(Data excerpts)
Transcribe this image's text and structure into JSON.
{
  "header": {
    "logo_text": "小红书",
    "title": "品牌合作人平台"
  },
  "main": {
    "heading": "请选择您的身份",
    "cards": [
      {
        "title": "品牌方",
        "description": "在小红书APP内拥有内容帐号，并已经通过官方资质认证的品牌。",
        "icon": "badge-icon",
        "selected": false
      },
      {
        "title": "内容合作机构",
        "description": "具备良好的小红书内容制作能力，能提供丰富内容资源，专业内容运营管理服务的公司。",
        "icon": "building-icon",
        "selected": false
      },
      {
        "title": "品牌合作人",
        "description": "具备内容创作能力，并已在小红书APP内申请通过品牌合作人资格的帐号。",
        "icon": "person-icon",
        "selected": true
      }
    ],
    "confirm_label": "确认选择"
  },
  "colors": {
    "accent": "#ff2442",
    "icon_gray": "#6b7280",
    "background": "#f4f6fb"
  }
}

TASK GOAL = Reproduce the records word for word.

SOLUTION FOR THIS PROBLEM =
Transcribe this image's text and structure into JSON.
{
  "header": {
    "logo_text": "小红书",
    "title": "品牌合作人平台"
  },
  "main": {
    "heading": "请选择您的身份",
    "cards": [
      {
        "title": "品牌方",
        "description": "在小红书APP内拥有内容帐号，并已经通过官方资质认证的品牌。",
        "icon": "badge-icon",
        "selected": false
      },
      {
        "title": "内容合作机构",
        "description": "具备良好的小红书内容制作能力，能提供丰富内容资源，专业内容运营管理服务的公司。",
        "icon": "building-icon",
        "selected": false
      },
      {
        "title": "品牌合作人",
        "description": "具备内容创作能力，并已在小红书APP内申请通过品牌合作人资格的帐号。",
        "icon": "person-icon",
        "selected": true
      }
    ],
    "confirm_label": "确认选择"
  },
  "colors": {
    "accent": "#ff2442",
    "icon_gray": "#6b7280",
    "background": "#f4f6fb"
  }
}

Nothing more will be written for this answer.